◆ What is required
Extract every line of the material that holds the string "page".
-- START Recorded data --
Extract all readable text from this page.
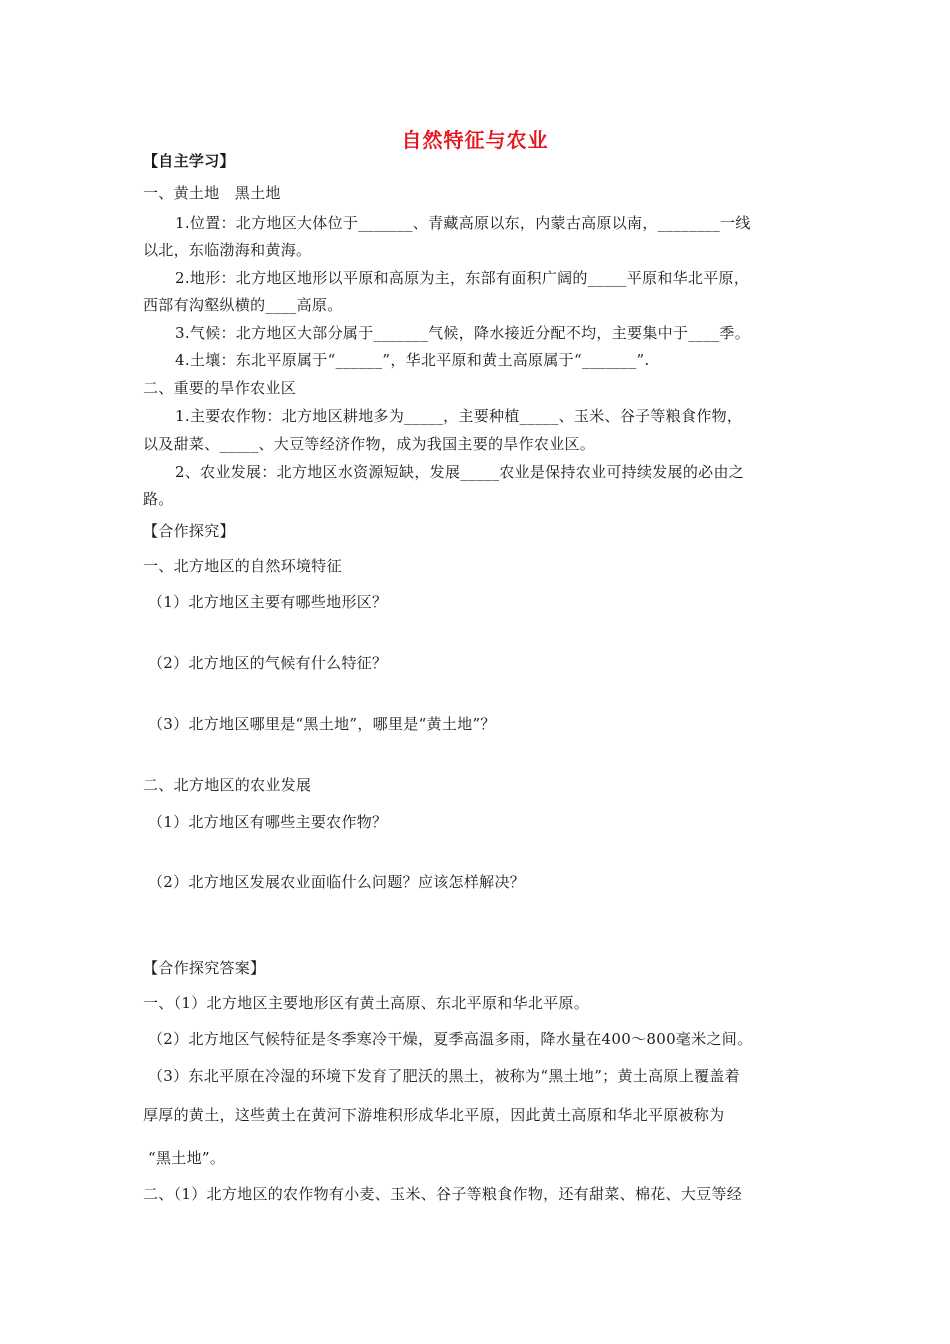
自然特征与农业
【自主学习】
一、黄土地　黑土地
1.位置：北方地区大体位于_______、青藏高原以东，内蒙古高原以南，________一线
以北，东临渤海和黄海。
2.地形：北方地区地形以平原和高原为主，东部有面积广阔的_____平原和华北平原，
西部有沟壑纵横的____高原。
3.气候：北方地区大部分属于_______气候，降水接近分配不均，主要集中于____季。
4.土壤：东北平原属于“______”，华北平原和黄土高原属于“_______”.
二、重要的旱作农业区
1.主要农作物：北方地区耕地多为_____，主要种植_____、玉米、谷子等粮食作物，
以及甜菜、_____、大豆等经济作物，成为我国主要的旱作农业区。
2、农业发展：北方地区水资源短缺，发展_____农业是保持农业可持续发展的必由之
路。
【合作探究】
一、北方地区的自然环境特征
（1）北方地区主要有哪些地形区？
（2）北方地区的气候有什么特征？
（3）北方地区哪里是“黑土地”，哪里是“黄土地”？
二、北方地区的农业发展
（1）北方地区有哪些主要农作物？
（2）北方地区发展农业面临什么问题？应该怎样解决？
【合作探究答案】
一、（1）北方地区主要地形区有黄土高原、东北平原和华北平原。
（2）北方地区气候特征是冬季寒冷干燥，夏季高温多雨，降水量在400～800毫米之间。
（3）东北平原在冷湿的环境下发育了肥沃的黑土，被称为“黑土地”；黄土高原上覆盖着
厚厚的黄土，这些黄土在黄河下游堆积形成华北平原，因此黄土高原和华北平原被称为
“黑土地”。
二、（1）北方地区的农作物有小麦、玉米、谷子等粮食作物，还有甜菜、棉花、大豆等经
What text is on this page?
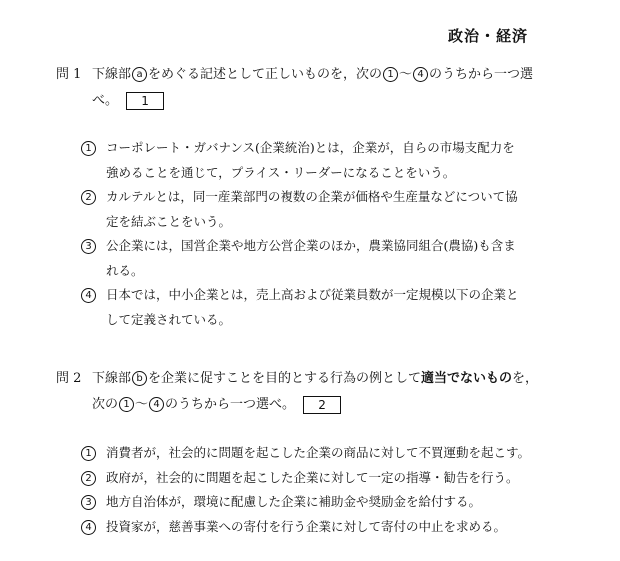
政治・経済
問 1 下線部 a をめぐる記述として正しいものを，次の 1 ～ 4 のうちから一つ選
べ。 1
1	コーポレート・ガバナンス(企業統治)とは，企業が，自らの市場支配力を
強めることを通じて，プライス・リーダーになることをいう。
2	カルテルとは，同一産業部門の複数の企業が価格や生産量などについて協
定を結ぶことをいう。
3	公企業には，国営企業や地方公営企業のほか，農業協同組合(農協)も含ま
れる。
4	日本では，中小企業とは，売上高および従業員数が一定規模以下の企業と
して定義されている。
問 2 下線部 b を企業に促すことを目的とする行為の例として適当でないものを，
次の 1 ～ 4 のうちから一つ選べ。 2
1	消費者が，社会的に問題を起こした企業の商品に対して不買運動を起こす。
2	政府が，社会的に問題を起こした企業に対して一定の指導・勧告を行う。
3	地方自治体が，環境に配慮した企業に補助金や奨励金を給付する。
4	投資家が，慈善事業への寄付を行う企業に対して寄付の中止を求める。
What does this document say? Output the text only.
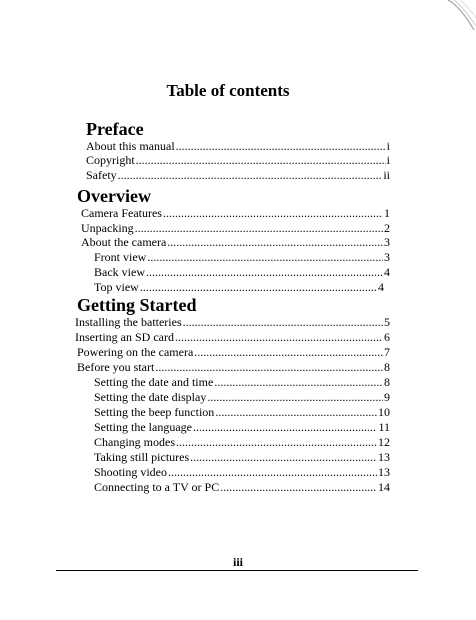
Table of contents
Preface
About this manual .....	i
Copyright .....	i
Safety .....	ii
Overview
Camera Features .....	1
Unpacking .....	2
About the camera .....	3
Front view .....	3
Back view .....	4
Top view .....	4
Getting Started
Installing the batteries .....	5
Inserting an SD card .....	6
Powering on the camera .....	7
Before you start .....	8
Setting the date and time .....	8
Setting the date display .....	9
Setting the beep function .....	10
Setting the language .....	11
Changing modes .....	12
Taking still pictures .....	13
Shooting video .....	13
Connecting to a TV or PC .....	14
iii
-- END Recorded data --
◆ Response to this exercise
Extract all readable text from this page.
What text is on this page?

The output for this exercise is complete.